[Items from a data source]
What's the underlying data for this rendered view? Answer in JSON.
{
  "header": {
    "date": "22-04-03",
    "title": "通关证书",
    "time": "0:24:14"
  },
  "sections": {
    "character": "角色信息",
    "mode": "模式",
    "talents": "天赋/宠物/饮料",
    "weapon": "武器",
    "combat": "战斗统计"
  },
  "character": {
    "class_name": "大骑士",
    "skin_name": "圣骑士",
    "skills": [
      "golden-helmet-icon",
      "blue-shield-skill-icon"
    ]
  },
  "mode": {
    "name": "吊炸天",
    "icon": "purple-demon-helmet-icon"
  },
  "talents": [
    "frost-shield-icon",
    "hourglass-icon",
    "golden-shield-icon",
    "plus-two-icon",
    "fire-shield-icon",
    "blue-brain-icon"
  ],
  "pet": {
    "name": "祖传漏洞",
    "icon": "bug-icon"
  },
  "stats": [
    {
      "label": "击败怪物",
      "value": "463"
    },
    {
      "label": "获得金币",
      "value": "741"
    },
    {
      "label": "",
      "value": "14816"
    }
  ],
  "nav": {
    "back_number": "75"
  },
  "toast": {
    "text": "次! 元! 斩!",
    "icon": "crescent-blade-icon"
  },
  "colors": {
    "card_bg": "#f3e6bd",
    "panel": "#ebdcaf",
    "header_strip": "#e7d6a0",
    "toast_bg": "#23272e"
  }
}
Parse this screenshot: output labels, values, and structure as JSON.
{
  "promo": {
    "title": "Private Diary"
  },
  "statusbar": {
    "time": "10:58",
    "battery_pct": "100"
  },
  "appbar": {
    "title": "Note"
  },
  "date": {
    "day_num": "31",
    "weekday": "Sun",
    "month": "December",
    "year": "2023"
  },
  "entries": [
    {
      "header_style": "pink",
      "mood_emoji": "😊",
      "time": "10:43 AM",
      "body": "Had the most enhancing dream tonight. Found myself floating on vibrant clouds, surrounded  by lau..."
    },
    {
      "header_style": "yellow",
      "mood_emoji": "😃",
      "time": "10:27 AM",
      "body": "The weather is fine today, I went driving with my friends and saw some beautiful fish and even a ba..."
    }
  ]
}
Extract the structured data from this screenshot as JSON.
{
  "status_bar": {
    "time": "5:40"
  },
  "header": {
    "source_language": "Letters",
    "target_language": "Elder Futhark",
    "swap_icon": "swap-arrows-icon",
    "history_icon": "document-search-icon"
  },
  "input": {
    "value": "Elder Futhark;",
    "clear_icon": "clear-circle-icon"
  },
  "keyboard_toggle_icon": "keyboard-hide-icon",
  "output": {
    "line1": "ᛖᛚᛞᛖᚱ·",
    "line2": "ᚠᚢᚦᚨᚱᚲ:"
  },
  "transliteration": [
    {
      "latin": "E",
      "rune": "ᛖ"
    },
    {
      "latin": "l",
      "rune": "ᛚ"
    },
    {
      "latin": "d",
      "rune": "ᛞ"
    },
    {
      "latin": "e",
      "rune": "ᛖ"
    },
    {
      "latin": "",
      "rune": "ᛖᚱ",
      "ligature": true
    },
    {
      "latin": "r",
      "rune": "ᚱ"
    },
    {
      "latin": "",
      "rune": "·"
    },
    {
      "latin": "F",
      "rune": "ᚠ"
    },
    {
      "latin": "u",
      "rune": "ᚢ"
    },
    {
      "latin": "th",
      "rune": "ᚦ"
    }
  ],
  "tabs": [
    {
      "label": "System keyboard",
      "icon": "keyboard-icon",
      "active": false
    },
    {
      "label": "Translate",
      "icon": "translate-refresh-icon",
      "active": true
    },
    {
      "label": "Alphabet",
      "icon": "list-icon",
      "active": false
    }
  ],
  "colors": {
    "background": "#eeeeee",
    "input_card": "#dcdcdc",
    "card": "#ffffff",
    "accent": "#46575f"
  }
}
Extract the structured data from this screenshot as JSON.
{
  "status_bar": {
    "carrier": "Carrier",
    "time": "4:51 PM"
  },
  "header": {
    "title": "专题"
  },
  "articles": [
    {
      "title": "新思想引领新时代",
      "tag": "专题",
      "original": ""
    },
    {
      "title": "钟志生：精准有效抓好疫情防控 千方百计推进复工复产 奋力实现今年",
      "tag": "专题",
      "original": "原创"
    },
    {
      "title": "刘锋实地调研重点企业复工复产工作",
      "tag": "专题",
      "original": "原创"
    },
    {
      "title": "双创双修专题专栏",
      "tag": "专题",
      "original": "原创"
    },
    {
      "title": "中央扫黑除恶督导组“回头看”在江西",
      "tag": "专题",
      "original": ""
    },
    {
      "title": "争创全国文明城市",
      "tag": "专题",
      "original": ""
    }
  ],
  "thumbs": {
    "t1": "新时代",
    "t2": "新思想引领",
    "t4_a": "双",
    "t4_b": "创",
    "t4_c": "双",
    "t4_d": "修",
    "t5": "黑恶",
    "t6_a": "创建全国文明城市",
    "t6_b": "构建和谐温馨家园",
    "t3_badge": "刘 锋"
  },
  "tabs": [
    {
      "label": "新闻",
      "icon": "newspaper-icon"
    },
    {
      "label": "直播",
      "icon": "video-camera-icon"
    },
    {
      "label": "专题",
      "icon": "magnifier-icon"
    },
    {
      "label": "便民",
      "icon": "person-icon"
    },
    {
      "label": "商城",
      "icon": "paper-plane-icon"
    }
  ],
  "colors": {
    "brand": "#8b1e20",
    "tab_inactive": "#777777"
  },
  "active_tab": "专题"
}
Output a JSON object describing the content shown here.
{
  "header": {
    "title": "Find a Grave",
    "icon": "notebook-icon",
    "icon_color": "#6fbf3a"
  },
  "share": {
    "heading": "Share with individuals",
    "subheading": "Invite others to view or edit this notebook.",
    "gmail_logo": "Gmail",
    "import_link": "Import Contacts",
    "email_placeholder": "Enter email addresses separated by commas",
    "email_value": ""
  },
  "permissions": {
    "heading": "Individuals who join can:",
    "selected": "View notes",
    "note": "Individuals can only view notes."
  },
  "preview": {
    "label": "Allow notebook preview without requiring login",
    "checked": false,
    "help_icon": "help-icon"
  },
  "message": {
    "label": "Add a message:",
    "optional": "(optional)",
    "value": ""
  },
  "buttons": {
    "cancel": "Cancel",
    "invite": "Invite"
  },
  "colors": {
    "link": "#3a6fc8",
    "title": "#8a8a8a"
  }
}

● **WRITTEN PROBLEM**: Every entry in the listing must be retyped exactly.

● **WRITTEN ANSWER**:
What's the underlying data for this rendered view? Answer in JSON.
{
  "header": {
    "date": "22-04-03",
    "title": "通关证书",
    "time": "0:24:14"
  },
  "sections": {
    "character": "角色信息",
    "mode": "模式",
    "talents": "天赋/宠物/饮料",
    "weapon": "武器",
    "combat": "战斗统计"
  },
  "character": {
    "class_name": "大骑士",
    "skin_name": "圣骑士",
    "skills": [
      "golden-helmet-icon",
      "blue-shield-skill-icon"
    ]
  },
  "mode": {
    "name": "吊炸天",
    "icon": "purple-demon-helmet-icon"
  },
  "talents": [
    "frost-shield-icon",
    "hourglass-icon",
    "golden-shield-icon",
    "plus-two-icon",
    "fire-shield-icon",
    "blue-brain-icon"
  ],
  "pet": {
    "name": "祖传漏洞",
    "icon": "bug-icon"
  },
  "stats": [
    {
      "label": "击败怪物",
      "value": "463"
    },
    {
      "label": "获得金币",
      "value": "741"
    },
    {
      "label": "",
      "value": "14816"
    }
  ],
  "nav": {
    "back_number": "75"
  },
  "toast": {
    "text": "次! 元! 斩!",
    "icon": "crescent-blade-icon"
  },
  "colors": {
    "card_bg": "#f3e6bd",
    "panel": "#ebdcaf",
    "header_strip": "#e7d6a0",
    "toast_bg": "#23272e"
  }
}
Parse this screenshot: output labels, values, and structure as JSON.
{
  "promo": {
    "title": "Private Diary"
  },
  "statusbar": {
    "time": "10:58",
    "battery_pct": "100"
  },
  "appbar": {
    "title": "Note"
  },
  "date": {
    "day_num": "31",
    "weekday": "Sun",
    "month": "December",
    "year": "2023"
  },
  "entries": [
    {
      "header_style": "pink",
      "mood_emoji": "😊",
      "time": "10:43 AM",
      "body": "Had the most enhancing dream tonight. Found myself floating on vibrant clouds, surrounded  by lau..."
    },
    {
      "header_style": "yellow",
      "mood_emoji": "😃",
      "time": "10:27 AM",
      "body": "The weather is fine today, I went driving with my friends and saw some beautiful fish and even a ba..."
    }
  ]
}
Extract the structured data from this screenshot as JSON.
{
  "status_bar": {
    "time": "5:40"
  },
  "header": {
    "source_language": "Letters",
    "target_language": "Elder Futhark",
    "swap_icon": "swap-arrows-icon",
    "history_icon": "document-search-icon"
  },
  "input": {
    "value": "Elder Futhark;",
    "clear_icon": "clear-circle-icon"
  },
  "keyboard_toggle_icon": "keyboard-hide-icon",
  "output": {
    "line1": "ᛖᛚᛞᛖᚱ·",
    "line2": "ᚠᚢᚦᚨᚱᚲ:"
  },
  "transliteration": [
    {
      "latin": "E",
      "rune": "ᛖ"
    },
    {
      "latin": "l",
      "rune": "ᛚ"
    },
    {
      "latin": "d",
      "rune": "ᛞ"
    },
    {
      "latin": "e",
      "rune": "ᛖ"
    },
    {
      "latin": "",
      "rune": "ᛖᚱ",
      "ligature": true
    },
    {
      "latin": "r",
      "rune": "ᚱ"
    },
    {
      "latin": "",
      "rune": "·"
    },
    {
      "latin": "F",
      "rune": "ᚠ"
    },
    {
      "latin": "u",
      "rune": "ᚢ"
    },
    {
      "latin": "th",
      "rune": "ᚦ"
    }
  ],
  "tabs": [
    {
      "label": "System keyboard",
      "icon": "keyboard-icon",
      "active": false
    },
    {
      "label": "Translate",
      "icon": "translate-refresh-icon",
      "active": true
    },
    {
      "label": "Alphabet",
      "icon": "list-icon",
      "active": false
    }
  ],
  "colors": {
    "background": "#eeeeee",
    "input_card": "#dcdcdc",
    "card": "#ffffff",
    "accent": "#46575f"
  }
}
Extract the structured data from this screenshot as JSON.
{
  "status_bar": {
    "carrier": "Carrier",
    "time": "4:51 PM"
  },
  "header": {
    "title": "专题"
  },
  "articles": [
    {
      "title": "新思想引领新时代",
      "tag": "专题",
      "original": ""
    },
    {
      "title": "钟志生：精准有效抓好疫情防控 千方百计推进复工复产 奋力实现今年",
      "tag": "专题",
      "original": "原创"
    },
    {
      "title": "刘锋实地调研重点企业复工复产工作",
      "tag": "专题",
      "original": "原创"
    },
    {
      "title": "双创双修专题专栏",
      "tag": "专题",
      "original": "原创"
    },
    {
      "title": "中央扫黑除恶督导组“回头看”在江西",
      "tag": "专题",
      "original": ""
    },
    {
      "title": "争创全国文明城市",
      "tag": "专题",
      "original": ""
    }
  ],
  "thumbs": {
    "t1": "新时代",
    "t2": "新思想引领",
    "t4_a": "双",
    "t4_b": "创",
    "t4_c": "双",
    "t4_d": "修",
    "t5": "黑恶",
    "t6_a": "创建全国文明城市",
    "t6_b": "构建和谐温馨家园",
    "t3_badge": "刘 锋"
  },
  "tabs": [
    {
      "label": "新闻",
      "icon": "newspaper-icon"
    },
    {
      "label": "直播",
      "icon": "video-camera-icon"
    },
    {
      "label": "专题",
      "icon": "magnifier-icon"
    },
    {
      "label": "便民",
      "icon": "person-icon"
    },
    {
      "label": "商城",
      "icon": "paper-plane-icon"
    }
  ],
  "colors": {
    "brand": "#8b1e20",
    "tab_inactive": "#777777"
  },
  "active_tab": "专题"
}
Output a JSON object describing the content shown here.
{
  "header": {
    "title": "Find a Grave",
    "icon": "notebook-icon",
    "icon_color": "#6fbf3a"
  },
  "share": {
    "heading": "Share with individuals",
    "subheading": "Invite others to view or edit this notebook.",
    "gmail_logo": "Gmail",
    "import_link": "Import Contacts",
    "email_placeholder": "Enter email addresses separated by commas",
    "email_value": ""
  },
  "permissions": {
    "heading": "Individuals who join can:",
    "selected": "View notes",
    "note": "Individuals can only view notes."
  },
  "preview": {
    "label": "Allow notebook preview without requiring login",
    "checked": false,
    "help_icon": "help-icon"
  },
  "message": {
    "label": "Add a message:",
    "optional": "(optional)",
    "value": ""
  },
  "buttons": {
    "cancel": "Cancel",
    "invite": "Invite"
  },
  "colors": {
    "link": "#3a6fc8",
    "title": "#8a8a8a"
  }
}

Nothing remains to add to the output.